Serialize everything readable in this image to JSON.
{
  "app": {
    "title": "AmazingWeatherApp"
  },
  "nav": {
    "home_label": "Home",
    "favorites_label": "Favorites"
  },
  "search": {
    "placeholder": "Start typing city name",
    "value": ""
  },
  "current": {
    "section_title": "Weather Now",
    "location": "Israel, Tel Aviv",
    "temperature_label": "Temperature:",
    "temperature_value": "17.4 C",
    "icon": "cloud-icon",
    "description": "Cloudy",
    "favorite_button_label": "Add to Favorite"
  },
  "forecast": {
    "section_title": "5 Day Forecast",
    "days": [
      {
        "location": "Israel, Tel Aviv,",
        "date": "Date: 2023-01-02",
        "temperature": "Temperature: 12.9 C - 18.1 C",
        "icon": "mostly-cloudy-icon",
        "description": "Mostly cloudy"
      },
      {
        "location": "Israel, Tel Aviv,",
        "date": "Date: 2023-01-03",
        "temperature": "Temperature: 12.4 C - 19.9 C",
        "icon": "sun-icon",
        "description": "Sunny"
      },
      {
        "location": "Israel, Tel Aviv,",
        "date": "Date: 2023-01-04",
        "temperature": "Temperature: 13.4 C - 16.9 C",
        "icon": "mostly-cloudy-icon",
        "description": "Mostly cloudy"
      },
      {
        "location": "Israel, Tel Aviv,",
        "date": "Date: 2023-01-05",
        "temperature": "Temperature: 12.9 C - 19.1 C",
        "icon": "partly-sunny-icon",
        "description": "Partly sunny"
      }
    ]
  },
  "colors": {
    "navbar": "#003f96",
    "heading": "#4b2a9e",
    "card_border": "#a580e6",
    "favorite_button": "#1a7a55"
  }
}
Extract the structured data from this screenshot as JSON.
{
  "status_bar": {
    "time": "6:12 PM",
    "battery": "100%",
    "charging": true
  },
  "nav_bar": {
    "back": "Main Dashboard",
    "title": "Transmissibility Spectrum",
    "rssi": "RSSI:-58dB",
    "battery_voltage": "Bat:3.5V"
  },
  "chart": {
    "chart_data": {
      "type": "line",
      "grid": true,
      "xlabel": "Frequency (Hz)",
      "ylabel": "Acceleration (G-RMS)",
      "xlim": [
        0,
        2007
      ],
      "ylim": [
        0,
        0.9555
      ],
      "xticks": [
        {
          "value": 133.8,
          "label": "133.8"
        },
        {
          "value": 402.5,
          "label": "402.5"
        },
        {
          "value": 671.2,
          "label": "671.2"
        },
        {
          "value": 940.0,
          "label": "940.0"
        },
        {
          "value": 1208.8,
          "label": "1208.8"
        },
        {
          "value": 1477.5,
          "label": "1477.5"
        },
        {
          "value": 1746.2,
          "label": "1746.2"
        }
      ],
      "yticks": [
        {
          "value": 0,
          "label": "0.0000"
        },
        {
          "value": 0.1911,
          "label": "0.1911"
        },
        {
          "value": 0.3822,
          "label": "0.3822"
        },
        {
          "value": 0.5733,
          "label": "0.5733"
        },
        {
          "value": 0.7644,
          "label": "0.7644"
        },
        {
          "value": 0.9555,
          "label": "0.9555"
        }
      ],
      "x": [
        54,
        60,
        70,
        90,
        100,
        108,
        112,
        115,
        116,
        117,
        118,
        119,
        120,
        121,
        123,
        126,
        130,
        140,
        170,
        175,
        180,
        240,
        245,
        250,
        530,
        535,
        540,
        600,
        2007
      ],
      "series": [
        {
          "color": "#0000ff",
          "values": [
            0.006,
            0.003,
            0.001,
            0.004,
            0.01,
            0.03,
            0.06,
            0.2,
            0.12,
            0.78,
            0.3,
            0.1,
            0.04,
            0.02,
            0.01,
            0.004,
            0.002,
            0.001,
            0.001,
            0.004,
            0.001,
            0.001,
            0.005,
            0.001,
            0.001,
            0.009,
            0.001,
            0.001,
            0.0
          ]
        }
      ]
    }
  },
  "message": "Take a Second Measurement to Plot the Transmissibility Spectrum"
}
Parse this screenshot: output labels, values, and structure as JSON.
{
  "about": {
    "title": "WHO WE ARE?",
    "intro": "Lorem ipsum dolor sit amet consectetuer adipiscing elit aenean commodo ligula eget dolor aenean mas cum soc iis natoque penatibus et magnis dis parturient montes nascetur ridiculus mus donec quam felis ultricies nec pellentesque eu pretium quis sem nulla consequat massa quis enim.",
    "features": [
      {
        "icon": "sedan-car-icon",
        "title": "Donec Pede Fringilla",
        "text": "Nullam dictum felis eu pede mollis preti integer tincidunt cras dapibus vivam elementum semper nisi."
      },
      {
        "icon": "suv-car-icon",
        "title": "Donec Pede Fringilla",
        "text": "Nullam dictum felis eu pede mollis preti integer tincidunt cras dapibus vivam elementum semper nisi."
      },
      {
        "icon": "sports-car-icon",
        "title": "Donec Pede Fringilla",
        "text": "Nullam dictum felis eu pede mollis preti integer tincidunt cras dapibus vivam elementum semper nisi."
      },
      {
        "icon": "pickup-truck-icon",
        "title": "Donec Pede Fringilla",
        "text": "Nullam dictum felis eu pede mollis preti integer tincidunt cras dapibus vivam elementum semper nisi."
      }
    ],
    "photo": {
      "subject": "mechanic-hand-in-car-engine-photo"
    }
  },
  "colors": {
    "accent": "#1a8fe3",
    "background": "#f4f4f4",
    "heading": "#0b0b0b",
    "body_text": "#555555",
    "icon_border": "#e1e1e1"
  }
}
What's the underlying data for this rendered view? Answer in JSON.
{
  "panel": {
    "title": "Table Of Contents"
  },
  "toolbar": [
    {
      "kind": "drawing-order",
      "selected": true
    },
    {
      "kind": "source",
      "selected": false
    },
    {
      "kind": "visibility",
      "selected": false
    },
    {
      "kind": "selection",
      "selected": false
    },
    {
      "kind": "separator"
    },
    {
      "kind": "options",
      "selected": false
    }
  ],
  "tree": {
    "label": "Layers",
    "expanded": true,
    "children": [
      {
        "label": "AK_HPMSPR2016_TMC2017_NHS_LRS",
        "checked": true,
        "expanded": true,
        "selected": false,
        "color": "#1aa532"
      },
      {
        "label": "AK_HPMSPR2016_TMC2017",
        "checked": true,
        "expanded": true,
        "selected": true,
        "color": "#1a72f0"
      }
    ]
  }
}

------------------------------

### YOUR TASK
Pull every line containing the word "date" out of the material and copy it.

### EXERCISE RESULT
        "date": "Date: 2023-01-02",
        "date": "Date: 2023-01-03",
        "date": "Date: 2023-01-04",
        "date": "Date: 2023-01-05",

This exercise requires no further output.